>> START INFORMATION PROVIDED

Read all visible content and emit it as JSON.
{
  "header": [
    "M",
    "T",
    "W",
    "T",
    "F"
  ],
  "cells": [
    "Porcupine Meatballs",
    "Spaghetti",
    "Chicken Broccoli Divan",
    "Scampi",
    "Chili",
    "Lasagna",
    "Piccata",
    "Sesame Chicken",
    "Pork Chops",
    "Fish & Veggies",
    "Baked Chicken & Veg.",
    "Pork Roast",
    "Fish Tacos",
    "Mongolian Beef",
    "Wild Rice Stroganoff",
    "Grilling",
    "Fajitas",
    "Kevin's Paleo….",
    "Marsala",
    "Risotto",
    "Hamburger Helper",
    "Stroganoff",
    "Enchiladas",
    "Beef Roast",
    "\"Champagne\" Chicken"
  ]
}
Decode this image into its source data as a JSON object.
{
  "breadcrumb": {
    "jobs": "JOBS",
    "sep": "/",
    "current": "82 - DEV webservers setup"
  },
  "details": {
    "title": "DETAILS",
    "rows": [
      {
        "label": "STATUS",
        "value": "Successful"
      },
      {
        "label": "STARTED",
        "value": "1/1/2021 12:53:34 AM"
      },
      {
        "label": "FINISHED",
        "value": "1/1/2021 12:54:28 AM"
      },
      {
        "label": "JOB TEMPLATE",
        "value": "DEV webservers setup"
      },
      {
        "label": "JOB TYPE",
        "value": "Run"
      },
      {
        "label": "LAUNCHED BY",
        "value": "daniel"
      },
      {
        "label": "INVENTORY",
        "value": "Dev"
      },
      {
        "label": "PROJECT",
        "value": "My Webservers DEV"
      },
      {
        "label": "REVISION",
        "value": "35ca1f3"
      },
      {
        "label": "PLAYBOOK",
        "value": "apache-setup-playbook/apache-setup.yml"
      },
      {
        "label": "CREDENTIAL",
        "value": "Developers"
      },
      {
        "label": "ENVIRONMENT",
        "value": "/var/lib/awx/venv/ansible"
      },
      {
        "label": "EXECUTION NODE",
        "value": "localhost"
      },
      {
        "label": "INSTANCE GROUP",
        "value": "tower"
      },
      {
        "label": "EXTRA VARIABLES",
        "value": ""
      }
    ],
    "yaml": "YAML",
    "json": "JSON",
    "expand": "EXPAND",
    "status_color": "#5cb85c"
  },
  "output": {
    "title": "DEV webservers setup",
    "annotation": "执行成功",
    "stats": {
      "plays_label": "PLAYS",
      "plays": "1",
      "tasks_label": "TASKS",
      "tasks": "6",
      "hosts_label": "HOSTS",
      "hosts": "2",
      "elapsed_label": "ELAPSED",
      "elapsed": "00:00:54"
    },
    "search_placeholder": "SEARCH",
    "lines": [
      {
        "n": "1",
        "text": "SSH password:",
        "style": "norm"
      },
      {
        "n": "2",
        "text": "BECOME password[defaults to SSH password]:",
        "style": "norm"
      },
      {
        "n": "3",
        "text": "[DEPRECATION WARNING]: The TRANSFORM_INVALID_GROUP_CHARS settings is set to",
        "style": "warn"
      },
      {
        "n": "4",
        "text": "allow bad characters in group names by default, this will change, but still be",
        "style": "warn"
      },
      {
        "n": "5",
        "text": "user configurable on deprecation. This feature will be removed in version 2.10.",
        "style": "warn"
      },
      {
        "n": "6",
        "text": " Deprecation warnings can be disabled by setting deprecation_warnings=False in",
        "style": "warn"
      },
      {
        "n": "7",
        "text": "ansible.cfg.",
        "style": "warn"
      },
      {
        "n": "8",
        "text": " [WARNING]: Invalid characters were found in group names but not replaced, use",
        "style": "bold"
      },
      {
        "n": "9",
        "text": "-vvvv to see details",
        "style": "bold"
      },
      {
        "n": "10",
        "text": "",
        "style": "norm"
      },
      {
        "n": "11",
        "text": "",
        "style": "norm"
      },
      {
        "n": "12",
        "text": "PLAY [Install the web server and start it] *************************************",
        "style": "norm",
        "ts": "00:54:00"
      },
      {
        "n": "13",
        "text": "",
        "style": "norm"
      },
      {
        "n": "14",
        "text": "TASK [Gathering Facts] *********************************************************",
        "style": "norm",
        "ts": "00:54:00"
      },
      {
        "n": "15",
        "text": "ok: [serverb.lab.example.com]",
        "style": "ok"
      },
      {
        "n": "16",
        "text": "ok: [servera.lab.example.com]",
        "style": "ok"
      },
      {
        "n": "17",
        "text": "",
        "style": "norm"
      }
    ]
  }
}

>> END INFORMATION PROVIDED

Print every record above exactly as written.

Read all visible content and emit it as JSON.
{
  "header": [
    "M",
    "T",
    "W",
    "T",
    "F"
  ],
  "cells": [
    "Porcupine Meatballs",
    "Spaghetti",
    "Chicken Broccoli Divan",
    "Scampi",
    "Chili",
    "Lasagna",
    "Piccata",
    "Sesame Chicken",
    "Pork Chops",
    "Fish & Veggies",
    "Baked Chicken & Veg.",
    "Pork Roast",
    "Fish Tacos",
    "Mongolian Beef",
    "Wild Rice Stroganoff",
    "Grilling",
    "Fajitas",
    "Kevin's Paleo….",
    "Marsala",
    "Risotto",
    "Hamburger Helper",
    "Stroganoff",
    "Enchiladas",
    "Beef Roast",
    "\"Champagne\" Chicken"
  ]
}
Decode this image into its source data as a JSON object.
{
  "breadcrumb": {
    "jobs": "JOBS",
    "sep": "/",
    "current": "82 - DEV webservers setup"
  },
  "details": {
    "title": "DETAILS",
    "rows": [
      {
        "label": "STATUS",
        "value": "Successful"
      },
      {
        "label": "STARTED",
        "value": "1/1/2021 12:53:34 AM"
      },
      {
        "label": "FINISHED",
        "value": "1/1/2021 12:54:28 AM"
      },
      {
        "label": "JOB TEMPLATE",
        "value": "DEV webservers setup"
      },
      {
        "label": "JOB TYPE",
        "value": "Run"
      },
      {
        "label": "LAUNCHED BY",
        "value": "daniel"
      },
      {
        "label": "INVENTORY",
        "value": "Dev"
      },
      {
        "label": "PROJECT",
        "value": "My Webservers DEV"
      },
      {
        "label": "REVISION",
        "value": "35ca1f3"
      },
      {
        "label": "PLAYBOOK",
        "value": "apache-setup-playbook/apache-setup.yml"
      },
      {
        "label": "CREDENTIAL",
        "value": "Developers"
      },
      {
        "label": "ENVIRONMENT",
        "value": "/var/lib/awx/venv/ansible"
      },
      {
        "label": "EXECUTION NODE",
        "value": "localhost"
      },
      {
        "label": "INSTANCE GROUP",
        "value": "tower"
      },
      {
        "label": "EXTRA VARIABLES",
        "value": ""
      }
    ],
    "yaml": "YAML",
    "json": "JSON",
    "expand": "EXPAND",
    "status_color": "#5cb85c"
  },
  "output": {
    "title": "DEV webservers setup",
    "annotation": "执行成功",
    "stats": {
      "plays_label": "PLAYS",
      "plays": "1",
      "tasks_label": "TASKS",
      "tasks": "6",
      "hosts_label": "HOSTS",
      "hosts": "2",
      "elapsed_label": "ELAPSED",
      "elapsed": "00:00:54"
    },
    "search_placeholder": "SEARCH",
    "lines": [
      {
        "n": "1",
        "text": "SSH password:",
        "style": "norm"
      },
      {
        "n": "2",
        "text": "BECOME password[defaults to SSH password]:",
        "style": "norm"
      },
      {
        "n": "3",
        "text": "[DEPRECATION WARNING]: The TRANSFORM_INVALID_GROUP_CHARS settings is set to",
        "style": "warn"
      },
      {
        "n": "4",
        "text": "allow bad characters in group names by default, this will change, but still be",
        "style": "warn"
      },
      {
        "n": "5",
        "text": "user configurable on deprecation. This feature will be removed in version 2.10.",
        "style": "warn"
      },
      {
        "n": "6",
        "text": " Deprecation warnings can be disabled by setting deprecation_warnings=False in",
        "style": "warn"
      },
      {
        "n": "7",
        "text": "ansible.cfg.",
        "style": "warn"
      },
      {
        "n": "8",
        "text": " [WARNING]: Invalid characters were found in group names but not replaced, use",
        "style": "bold"
      },
      {
        "n": "9",
        "text": "-vvvv to see details",
        "style": "bold"
      },
      {
        "n": "10",
        "text": "",
        "style": "norm"
      },
      {
        "n": "11",
        "text": "",
        "style": "norm"
      },
      {
        "n": "12",
        "text": "PLAY [Install the web server and start it] *************************************",
        "style": "norm",
        "ts": "00:54:00"
      },
      {
        "n": "13",
        "text": "",
        "style": "norm"
      },
      {
        "n": "14",
        "text": "TASK [Gathering Facts] *********************************************************",
        "style": "norm",
        "ts": "00:54:00"
      },
      {
        "n": "15",
        "text": "ok: [serverb.lab.example.com]",
        "style": "ok"
      },
      {
        "n": "16",
        "text": "ok: [servera.lab.example.com]",
        "style": "ok"
      },
      {
        "n": "17",
        "text": "",
        "style": "norm"
      }
    ]
  }
}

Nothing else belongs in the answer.